• **Listing**
==========

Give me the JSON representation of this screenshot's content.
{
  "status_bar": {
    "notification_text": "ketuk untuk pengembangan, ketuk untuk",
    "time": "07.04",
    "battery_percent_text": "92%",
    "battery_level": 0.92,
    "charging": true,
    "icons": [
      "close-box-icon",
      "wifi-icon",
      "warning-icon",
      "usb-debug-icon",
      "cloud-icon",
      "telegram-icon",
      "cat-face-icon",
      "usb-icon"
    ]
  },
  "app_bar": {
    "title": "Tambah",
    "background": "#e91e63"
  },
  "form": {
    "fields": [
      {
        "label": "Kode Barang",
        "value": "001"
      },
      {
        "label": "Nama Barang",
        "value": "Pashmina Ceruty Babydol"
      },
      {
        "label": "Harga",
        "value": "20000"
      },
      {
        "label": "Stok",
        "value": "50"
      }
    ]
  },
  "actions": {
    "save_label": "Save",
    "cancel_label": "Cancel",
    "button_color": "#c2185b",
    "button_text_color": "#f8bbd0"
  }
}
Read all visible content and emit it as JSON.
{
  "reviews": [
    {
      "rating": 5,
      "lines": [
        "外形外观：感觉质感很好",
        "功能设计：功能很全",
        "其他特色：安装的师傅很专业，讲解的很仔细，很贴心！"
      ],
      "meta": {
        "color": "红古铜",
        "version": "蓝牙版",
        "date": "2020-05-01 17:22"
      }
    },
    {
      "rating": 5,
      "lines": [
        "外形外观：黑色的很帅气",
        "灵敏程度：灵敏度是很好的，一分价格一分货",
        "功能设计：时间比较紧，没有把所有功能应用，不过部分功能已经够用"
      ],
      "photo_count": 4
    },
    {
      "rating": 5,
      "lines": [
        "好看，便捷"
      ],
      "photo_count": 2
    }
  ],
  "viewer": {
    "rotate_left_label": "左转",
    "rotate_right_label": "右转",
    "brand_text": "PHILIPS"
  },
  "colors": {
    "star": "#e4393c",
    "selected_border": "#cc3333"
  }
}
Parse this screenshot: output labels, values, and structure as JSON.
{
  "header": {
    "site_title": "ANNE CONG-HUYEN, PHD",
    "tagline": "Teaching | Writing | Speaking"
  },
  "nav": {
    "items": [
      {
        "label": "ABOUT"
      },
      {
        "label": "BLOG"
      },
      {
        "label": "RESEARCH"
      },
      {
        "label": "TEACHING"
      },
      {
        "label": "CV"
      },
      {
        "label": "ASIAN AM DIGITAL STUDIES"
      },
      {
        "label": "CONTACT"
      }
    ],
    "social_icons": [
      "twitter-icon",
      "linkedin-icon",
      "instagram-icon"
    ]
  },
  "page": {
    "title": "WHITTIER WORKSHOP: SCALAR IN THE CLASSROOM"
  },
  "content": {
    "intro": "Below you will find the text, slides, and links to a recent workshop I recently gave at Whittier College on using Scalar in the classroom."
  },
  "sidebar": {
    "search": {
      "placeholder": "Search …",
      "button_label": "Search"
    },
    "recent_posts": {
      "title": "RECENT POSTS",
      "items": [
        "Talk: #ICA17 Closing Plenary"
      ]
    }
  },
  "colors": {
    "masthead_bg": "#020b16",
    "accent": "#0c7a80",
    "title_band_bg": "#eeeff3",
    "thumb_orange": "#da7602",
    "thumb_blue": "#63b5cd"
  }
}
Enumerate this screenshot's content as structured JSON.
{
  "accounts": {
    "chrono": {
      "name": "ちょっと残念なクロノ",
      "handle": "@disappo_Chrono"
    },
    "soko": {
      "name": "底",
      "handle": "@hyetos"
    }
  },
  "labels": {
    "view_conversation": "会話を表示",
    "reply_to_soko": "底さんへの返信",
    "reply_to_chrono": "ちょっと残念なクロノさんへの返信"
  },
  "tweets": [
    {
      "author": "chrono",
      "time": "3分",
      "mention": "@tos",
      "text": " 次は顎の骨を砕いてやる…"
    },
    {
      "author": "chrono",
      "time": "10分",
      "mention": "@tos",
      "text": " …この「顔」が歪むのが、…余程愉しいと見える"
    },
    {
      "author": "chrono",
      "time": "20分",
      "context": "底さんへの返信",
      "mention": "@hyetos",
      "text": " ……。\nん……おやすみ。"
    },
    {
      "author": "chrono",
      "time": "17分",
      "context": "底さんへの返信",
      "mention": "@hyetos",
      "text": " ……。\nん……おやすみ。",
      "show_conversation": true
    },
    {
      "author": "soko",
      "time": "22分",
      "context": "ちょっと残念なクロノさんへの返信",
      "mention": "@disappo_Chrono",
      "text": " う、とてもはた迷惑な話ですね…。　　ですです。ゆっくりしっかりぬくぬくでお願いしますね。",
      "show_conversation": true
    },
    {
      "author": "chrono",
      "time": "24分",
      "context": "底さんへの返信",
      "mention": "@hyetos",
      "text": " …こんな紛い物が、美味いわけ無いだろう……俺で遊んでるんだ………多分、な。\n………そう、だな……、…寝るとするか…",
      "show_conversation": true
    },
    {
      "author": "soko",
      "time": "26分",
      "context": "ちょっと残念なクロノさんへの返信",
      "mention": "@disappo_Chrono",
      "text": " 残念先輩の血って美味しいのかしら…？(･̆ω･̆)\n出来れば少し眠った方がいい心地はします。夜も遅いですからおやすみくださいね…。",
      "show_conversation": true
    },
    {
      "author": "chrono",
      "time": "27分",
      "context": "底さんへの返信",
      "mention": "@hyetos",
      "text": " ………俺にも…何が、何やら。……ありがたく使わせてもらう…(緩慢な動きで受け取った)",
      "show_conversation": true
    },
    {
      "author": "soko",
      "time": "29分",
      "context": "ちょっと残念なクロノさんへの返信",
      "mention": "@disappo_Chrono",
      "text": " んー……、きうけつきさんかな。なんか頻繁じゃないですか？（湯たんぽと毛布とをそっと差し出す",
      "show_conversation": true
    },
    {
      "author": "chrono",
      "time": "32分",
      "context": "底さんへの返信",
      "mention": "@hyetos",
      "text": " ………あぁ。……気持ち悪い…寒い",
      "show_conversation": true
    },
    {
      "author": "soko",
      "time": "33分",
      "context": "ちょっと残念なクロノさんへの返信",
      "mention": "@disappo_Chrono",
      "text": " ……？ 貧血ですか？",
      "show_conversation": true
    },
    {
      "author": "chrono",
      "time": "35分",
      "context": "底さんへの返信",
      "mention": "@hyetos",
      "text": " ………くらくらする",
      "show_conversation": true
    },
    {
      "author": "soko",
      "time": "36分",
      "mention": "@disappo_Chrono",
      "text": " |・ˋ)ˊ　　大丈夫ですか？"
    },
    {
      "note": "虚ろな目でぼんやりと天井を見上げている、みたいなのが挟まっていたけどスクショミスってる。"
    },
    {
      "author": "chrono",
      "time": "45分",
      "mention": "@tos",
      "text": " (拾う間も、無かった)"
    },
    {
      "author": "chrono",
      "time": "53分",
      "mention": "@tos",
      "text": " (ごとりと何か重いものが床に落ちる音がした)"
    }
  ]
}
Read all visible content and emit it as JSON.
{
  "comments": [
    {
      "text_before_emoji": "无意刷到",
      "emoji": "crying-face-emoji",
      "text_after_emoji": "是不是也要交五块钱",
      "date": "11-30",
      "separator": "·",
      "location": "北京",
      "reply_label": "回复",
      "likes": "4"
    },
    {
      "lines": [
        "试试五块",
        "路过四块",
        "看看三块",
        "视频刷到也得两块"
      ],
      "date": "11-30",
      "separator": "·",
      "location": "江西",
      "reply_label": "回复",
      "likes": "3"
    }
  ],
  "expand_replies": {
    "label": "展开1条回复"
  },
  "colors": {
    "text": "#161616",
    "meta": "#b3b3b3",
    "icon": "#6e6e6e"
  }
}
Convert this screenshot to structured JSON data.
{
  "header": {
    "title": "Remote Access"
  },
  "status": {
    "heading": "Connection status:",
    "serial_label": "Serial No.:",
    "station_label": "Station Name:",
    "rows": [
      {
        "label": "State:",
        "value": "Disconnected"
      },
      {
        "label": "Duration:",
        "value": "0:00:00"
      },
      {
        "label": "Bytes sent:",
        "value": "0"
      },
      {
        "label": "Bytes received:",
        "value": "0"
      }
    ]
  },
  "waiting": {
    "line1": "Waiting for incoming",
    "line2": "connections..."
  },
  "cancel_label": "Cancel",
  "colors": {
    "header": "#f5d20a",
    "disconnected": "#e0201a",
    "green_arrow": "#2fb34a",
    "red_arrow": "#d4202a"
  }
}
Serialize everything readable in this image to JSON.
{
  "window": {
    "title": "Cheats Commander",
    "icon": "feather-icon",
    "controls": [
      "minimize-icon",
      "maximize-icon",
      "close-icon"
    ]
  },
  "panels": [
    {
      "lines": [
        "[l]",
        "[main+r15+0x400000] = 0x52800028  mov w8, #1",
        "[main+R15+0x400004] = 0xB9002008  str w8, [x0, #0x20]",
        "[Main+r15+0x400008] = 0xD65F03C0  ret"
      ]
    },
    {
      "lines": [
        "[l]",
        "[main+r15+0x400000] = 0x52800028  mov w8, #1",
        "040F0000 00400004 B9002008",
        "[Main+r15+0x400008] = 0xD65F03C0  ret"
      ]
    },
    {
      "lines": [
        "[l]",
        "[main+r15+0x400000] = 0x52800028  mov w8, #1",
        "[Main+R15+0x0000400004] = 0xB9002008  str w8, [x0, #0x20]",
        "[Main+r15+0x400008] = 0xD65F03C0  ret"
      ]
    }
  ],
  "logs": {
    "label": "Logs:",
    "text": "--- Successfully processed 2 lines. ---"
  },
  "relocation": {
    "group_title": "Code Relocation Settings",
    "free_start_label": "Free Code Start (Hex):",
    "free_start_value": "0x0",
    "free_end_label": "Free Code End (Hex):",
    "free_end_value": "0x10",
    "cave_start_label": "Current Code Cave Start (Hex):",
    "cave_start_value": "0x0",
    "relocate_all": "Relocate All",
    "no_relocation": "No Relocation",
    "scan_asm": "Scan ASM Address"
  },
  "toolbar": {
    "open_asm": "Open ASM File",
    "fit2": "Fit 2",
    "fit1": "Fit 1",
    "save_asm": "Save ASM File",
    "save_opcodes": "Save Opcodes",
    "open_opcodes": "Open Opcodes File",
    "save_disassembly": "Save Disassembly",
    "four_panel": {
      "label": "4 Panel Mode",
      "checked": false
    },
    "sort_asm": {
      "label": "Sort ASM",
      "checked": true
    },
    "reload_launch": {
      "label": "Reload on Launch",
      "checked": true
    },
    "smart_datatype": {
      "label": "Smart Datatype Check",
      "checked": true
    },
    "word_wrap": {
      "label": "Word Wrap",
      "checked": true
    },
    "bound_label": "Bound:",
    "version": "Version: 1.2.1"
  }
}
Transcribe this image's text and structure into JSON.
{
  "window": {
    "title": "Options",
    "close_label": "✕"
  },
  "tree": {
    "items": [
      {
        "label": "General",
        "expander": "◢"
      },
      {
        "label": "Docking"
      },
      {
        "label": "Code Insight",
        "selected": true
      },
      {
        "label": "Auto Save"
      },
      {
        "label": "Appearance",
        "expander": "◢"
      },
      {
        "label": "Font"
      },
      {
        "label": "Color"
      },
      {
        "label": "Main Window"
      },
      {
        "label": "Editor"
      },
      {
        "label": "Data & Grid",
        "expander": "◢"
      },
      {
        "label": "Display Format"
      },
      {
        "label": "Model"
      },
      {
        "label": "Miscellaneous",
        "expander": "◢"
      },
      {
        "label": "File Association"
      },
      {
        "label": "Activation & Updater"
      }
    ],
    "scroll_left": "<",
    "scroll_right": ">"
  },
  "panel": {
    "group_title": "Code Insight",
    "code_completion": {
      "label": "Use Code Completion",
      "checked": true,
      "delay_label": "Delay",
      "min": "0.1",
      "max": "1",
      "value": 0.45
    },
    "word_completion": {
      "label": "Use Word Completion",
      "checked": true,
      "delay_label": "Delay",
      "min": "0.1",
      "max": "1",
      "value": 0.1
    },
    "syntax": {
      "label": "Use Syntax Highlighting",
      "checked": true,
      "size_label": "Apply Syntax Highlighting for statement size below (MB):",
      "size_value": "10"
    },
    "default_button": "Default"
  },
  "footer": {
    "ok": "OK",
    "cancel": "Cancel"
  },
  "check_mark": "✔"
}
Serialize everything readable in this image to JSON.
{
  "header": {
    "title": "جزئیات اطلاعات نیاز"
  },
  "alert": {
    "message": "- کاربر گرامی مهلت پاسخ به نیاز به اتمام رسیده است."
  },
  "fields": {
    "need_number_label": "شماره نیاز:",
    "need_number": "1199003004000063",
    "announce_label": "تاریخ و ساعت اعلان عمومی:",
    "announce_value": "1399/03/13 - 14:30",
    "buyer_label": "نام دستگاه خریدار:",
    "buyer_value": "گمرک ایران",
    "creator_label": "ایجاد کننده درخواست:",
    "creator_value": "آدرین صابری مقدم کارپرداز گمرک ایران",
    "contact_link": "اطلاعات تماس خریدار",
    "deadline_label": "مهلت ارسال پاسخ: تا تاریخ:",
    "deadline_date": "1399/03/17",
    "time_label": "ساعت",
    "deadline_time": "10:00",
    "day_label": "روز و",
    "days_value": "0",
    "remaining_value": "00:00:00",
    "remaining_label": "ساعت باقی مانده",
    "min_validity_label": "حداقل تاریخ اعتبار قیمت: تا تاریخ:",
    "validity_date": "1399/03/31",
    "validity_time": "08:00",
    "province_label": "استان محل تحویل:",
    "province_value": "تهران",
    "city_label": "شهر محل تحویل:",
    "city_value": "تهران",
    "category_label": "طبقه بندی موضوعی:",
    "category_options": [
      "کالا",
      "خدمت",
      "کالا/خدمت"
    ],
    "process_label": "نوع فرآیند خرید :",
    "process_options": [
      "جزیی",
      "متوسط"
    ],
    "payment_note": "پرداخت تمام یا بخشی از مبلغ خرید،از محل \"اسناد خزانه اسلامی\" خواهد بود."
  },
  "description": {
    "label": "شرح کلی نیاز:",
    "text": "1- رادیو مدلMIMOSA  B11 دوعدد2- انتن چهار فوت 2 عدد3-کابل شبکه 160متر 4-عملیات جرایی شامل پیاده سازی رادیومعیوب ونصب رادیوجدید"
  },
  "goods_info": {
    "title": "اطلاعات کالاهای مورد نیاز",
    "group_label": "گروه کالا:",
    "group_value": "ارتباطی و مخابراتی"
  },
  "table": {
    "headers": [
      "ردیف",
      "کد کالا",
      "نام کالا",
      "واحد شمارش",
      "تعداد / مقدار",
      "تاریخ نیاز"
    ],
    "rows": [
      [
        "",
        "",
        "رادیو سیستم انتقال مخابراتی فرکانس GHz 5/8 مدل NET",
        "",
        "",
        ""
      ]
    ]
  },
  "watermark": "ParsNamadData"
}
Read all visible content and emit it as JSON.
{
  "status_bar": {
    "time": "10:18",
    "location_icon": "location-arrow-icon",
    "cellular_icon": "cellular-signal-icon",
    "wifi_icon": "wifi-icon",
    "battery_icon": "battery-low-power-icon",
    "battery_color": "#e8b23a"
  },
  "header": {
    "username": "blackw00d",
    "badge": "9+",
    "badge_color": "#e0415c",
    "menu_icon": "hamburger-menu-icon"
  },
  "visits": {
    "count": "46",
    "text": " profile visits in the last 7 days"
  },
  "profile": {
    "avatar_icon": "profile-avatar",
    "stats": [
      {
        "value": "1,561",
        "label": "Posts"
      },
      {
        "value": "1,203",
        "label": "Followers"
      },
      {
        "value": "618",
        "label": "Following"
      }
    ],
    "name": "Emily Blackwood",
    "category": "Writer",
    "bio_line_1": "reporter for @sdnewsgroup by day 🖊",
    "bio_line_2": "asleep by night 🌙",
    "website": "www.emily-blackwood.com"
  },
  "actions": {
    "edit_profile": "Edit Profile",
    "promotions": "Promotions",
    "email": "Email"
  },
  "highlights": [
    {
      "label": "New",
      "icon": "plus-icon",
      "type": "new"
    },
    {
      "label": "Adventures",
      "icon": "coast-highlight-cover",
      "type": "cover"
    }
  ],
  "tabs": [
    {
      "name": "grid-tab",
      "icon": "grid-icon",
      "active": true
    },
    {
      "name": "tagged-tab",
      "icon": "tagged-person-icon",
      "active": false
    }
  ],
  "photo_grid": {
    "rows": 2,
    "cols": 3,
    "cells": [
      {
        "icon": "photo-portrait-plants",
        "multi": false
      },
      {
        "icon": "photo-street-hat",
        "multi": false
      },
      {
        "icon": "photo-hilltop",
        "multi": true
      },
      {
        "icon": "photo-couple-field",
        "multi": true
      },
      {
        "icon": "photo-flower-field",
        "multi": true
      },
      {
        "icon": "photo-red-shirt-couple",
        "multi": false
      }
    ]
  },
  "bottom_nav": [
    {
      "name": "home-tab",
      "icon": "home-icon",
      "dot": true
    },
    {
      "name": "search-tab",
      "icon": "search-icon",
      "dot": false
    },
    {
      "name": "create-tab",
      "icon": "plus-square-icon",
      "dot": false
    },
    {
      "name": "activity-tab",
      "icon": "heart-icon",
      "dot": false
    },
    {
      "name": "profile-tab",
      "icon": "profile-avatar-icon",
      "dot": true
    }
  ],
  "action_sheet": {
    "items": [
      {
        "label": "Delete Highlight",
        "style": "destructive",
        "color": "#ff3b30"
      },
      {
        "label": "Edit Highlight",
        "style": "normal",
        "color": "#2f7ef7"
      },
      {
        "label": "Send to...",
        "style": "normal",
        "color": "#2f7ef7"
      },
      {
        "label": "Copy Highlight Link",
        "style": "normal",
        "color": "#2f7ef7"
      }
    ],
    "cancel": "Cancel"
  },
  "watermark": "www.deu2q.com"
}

==========

• **Work instructions**
Search the data above for the string "screenshot" and return every line that has it.

• **Exercise response**
Give me the JSON representation of this screenshot's content.
Parse this screenshot: output labels, values, and structure as JSON.
Enumerate this screenshot's content as structured JSON.
Convert this screenshot to structured JSON data.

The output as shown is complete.